## SET TASK
Pull out every line with the word "object" from the entries below.

[Figure collection entries]
****

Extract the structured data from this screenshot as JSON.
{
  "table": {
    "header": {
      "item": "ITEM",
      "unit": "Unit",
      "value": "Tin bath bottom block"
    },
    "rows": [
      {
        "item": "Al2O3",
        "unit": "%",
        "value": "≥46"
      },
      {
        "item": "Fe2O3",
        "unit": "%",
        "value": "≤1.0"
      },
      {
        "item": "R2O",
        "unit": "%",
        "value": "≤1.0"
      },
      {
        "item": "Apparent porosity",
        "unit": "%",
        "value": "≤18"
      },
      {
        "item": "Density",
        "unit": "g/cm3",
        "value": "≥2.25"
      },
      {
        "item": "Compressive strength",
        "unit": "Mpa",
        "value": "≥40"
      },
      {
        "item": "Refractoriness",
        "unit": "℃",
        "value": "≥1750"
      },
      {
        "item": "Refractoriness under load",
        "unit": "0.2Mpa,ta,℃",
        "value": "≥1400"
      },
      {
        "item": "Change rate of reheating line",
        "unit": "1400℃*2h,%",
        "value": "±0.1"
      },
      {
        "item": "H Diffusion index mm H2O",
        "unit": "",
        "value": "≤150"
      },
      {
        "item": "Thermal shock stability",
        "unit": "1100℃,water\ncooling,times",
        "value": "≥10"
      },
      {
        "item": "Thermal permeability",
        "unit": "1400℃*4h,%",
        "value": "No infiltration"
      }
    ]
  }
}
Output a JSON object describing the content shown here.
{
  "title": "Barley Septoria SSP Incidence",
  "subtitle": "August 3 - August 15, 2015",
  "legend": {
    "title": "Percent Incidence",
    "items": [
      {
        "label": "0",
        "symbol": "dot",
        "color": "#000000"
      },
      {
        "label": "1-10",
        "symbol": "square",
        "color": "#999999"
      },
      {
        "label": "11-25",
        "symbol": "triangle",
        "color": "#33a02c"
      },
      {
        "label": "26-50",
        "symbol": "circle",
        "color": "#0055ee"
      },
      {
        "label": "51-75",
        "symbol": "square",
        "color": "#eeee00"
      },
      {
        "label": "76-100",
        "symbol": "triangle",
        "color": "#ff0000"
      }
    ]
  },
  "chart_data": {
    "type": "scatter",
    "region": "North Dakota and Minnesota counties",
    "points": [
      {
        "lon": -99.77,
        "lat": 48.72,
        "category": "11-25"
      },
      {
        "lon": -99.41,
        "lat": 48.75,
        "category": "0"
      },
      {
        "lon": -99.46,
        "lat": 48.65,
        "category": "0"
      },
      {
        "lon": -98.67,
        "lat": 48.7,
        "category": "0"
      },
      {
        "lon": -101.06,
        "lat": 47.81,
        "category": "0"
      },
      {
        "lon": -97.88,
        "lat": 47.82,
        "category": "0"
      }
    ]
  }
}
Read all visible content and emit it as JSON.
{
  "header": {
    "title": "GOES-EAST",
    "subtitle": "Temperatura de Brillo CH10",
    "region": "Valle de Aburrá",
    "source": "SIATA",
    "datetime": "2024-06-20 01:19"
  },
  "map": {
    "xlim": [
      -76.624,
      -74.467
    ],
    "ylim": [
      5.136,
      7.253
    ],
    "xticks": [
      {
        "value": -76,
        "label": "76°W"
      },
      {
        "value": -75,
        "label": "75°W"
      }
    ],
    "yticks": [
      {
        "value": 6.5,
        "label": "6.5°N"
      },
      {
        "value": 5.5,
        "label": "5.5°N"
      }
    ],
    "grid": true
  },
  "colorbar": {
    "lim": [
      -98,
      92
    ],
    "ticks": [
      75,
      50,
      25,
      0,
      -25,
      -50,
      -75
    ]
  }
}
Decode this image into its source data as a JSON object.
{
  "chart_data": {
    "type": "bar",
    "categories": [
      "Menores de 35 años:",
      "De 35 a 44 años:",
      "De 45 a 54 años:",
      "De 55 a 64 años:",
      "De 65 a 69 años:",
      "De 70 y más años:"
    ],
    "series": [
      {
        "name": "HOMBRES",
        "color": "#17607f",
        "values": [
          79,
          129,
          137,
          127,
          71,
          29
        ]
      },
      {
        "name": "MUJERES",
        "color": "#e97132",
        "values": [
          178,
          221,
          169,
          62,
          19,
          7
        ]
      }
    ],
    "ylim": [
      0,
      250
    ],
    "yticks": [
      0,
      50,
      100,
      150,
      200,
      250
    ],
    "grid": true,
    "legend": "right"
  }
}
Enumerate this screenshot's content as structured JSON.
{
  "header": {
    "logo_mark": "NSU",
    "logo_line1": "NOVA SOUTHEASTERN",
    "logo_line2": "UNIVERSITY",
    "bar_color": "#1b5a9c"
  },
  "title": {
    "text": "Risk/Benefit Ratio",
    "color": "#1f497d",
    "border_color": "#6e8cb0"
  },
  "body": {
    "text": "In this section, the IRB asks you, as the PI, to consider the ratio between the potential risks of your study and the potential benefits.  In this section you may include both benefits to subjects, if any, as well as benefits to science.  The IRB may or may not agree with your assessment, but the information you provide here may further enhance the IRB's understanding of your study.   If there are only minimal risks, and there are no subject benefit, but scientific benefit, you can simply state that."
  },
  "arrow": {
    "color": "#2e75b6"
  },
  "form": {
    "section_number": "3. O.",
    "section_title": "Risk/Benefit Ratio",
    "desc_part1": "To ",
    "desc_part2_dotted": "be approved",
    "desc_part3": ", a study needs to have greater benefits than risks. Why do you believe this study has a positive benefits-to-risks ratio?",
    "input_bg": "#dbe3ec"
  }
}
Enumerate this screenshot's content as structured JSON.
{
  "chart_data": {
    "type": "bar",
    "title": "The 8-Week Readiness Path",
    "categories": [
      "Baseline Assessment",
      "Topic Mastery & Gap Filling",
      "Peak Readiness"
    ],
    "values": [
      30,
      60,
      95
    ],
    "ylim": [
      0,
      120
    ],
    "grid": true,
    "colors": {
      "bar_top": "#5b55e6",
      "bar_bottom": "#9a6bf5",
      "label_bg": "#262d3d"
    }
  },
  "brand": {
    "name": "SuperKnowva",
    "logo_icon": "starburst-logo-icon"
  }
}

****

## PROBLEM SOLUTION
Output a JSON object describing the content shown here.
Decode this image into its source data as a JSON object.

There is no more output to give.